[BEGIN Items]

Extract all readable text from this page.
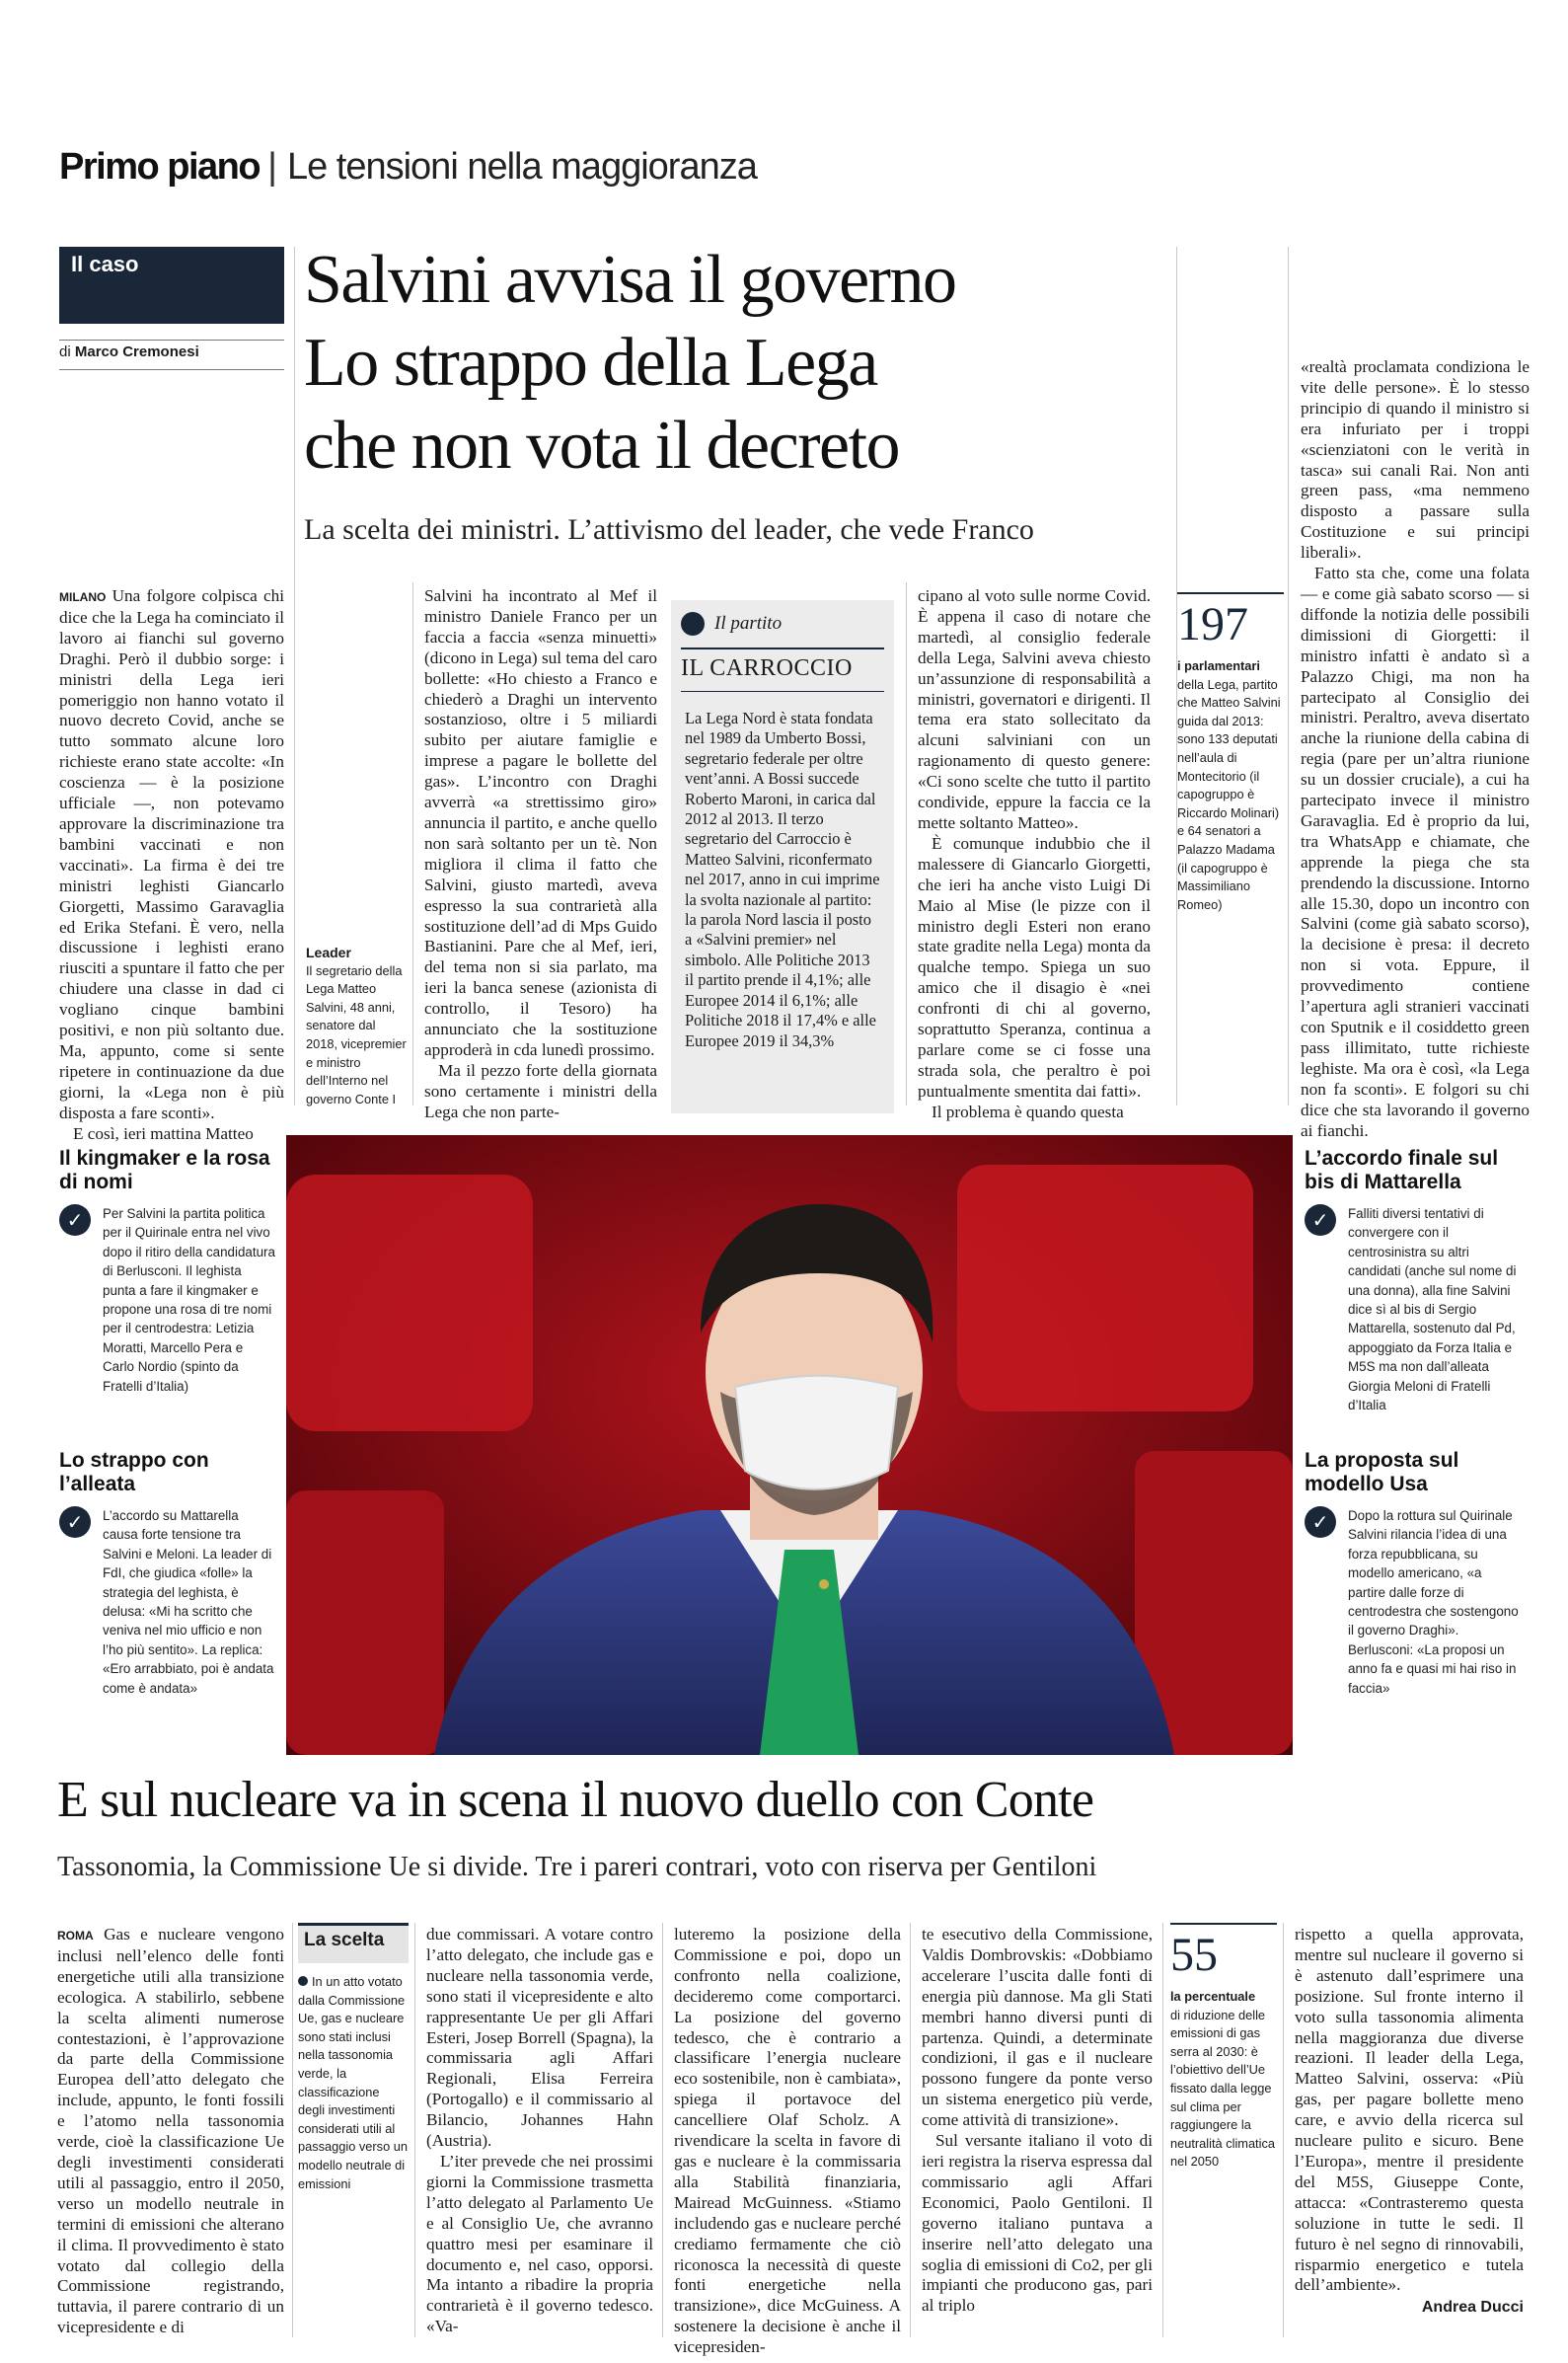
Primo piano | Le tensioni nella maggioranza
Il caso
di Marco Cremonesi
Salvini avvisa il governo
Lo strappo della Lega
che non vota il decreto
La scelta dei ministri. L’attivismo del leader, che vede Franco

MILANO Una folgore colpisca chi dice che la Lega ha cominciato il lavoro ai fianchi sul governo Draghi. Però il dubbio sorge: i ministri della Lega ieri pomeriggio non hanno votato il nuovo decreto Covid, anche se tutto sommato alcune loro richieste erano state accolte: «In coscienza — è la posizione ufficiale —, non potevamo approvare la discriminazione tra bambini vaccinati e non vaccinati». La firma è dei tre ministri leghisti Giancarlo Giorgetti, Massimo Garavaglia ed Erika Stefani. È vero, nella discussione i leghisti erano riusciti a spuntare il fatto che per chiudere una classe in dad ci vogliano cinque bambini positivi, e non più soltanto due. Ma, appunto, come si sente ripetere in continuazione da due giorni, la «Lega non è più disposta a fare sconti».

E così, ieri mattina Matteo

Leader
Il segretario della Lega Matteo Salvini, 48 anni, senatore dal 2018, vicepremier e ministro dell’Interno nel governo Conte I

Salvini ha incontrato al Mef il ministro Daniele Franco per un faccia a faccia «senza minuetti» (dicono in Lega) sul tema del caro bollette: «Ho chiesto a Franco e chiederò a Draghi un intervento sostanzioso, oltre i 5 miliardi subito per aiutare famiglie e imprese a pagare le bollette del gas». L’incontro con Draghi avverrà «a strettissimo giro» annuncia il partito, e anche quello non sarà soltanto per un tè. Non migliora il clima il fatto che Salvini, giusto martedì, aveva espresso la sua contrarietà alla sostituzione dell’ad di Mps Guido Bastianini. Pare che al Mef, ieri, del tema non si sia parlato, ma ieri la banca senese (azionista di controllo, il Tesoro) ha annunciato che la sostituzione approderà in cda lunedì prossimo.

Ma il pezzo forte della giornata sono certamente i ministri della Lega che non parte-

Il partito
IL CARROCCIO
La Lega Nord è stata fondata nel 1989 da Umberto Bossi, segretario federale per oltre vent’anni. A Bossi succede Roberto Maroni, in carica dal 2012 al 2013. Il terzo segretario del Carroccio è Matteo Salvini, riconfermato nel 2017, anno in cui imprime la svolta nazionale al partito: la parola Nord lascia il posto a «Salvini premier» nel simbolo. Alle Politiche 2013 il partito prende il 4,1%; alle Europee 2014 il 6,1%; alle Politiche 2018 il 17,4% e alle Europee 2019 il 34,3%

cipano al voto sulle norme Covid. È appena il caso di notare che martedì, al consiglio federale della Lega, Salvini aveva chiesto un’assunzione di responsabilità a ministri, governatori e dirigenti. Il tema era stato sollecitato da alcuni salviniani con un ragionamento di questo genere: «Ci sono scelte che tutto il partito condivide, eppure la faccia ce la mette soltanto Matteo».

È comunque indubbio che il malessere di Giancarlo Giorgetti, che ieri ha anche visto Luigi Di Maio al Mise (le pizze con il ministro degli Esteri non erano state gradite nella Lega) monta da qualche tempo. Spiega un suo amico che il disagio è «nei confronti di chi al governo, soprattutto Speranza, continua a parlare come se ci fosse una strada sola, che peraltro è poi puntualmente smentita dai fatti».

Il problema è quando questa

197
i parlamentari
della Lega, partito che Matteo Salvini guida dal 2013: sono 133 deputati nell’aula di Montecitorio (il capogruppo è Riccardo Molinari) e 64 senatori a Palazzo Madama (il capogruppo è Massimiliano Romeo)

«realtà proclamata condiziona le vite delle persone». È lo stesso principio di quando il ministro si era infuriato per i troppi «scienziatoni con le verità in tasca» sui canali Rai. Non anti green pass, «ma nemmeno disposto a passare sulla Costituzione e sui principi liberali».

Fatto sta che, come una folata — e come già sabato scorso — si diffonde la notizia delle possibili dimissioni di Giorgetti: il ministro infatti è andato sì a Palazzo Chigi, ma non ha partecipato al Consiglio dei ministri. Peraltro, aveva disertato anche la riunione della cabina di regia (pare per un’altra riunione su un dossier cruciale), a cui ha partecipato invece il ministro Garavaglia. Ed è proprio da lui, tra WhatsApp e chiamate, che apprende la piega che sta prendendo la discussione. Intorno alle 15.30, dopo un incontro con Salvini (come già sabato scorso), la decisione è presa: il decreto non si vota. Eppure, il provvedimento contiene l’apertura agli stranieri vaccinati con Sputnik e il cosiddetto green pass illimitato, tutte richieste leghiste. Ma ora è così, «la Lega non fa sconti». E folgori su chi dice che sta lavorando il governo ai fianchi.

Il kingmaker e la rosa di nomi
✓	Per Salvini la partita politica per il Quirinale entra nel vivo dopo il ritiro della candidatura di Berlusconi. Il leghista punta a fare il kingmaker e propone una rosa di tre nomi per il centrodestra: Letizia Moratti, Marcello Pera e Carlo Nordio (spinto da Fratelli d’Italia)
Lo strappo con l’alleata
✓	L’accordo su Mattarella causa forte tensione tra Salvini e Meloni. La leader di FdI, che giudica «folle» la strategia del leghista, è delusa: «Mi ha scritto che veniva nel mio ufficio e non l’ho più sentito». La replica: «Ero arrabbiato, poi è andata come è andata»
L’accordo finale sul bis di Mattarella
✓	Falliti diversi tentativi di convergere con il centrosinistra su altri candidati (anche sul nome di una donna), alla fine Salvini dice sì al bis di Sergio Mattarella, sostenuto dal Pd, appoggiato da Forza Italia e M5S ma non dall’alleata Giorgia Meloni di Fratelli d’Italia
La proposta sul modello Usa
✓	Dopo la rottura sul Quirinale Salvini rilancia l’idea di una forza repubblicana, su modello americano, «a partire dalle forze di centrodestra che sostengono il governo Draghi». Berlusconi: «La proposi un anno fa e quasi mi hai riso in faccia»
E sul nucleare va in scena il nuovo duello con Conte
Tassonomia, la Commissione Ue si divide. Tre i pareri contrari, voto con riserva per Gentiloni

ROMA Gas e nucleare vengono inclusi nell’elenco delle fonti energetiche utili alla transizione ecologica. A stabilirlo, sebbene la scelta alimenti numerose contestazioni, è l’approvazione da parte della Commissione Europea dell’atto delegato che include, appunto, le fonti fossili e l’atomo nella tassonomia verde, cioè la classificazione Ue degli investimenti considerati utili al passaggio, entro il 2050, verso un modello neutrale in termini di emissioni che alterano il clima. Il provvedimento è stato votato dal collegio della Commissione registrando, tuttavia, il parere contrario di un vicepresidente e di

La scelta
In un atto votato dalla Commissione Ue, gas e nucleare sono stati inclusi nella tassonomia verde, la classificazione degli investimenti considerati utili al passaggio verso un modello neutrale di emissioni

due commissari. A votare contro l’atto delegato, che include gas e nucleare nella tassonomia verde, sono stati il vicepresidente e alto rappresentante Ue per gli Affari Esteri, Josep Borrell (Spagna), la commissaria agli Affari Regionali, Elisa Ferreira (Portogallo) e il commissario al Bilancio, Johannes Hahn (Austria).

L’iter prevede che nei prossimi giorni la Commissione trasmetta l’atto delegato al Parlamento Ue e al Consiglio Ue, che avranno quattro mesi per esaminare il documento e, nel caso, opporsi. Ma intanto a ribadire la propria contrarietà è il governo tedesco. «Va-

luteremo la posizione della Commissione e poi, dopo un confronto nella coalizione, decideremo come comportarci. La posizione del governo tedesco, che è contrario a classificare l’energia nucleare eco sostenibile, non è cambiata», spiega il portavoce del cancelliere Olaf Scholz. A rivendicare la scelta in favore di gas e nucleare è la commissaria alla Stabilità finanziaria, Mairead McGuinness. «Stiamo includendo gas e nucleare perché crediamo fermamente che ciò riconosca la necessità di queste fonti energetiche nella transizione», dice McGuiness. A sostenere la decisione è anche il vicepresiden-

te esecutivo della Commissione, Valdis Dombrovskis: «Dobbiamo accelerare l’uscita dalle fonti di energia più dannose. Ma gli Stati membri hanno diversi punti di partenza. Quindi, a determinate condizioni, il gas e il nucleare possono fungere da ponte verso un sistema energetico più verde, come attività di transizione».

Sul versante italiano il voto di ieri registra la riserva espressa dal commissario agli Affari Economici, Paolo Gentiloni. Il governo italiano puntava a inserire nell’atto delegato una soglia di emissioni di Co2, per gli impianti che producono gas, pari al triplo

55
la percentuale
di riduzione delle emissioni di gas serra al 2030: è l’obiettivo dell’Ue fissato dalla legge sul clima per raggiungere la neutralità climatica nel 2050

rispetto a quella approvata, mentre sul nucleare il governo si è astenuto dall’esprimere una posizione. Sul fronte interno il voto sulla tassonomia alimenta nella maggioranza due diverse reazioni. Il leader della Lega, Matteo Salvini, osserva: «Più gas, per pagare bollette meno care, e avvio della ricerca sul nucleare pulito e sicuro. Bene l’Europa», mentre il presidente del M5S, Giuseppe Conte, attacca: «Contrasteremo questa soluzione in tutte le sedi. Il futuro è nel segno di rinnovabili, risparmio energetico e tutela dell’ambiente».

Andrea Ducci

[END Items]

Using the records given above, list every line that includes the word "alleata".

Lo strappo con l’alleata
✓	Falliti diversi tentativi di convergere con il centrosinistra su altri candidati (anche sul nome di una donna), alla fine Salvini dice sì al bis di Sergio Mattarella, sostenuto dal Pd, appoggiato da Forza Italia e M5S ma non dall’alleata Giorgia Meloni di Fratelli d’Italia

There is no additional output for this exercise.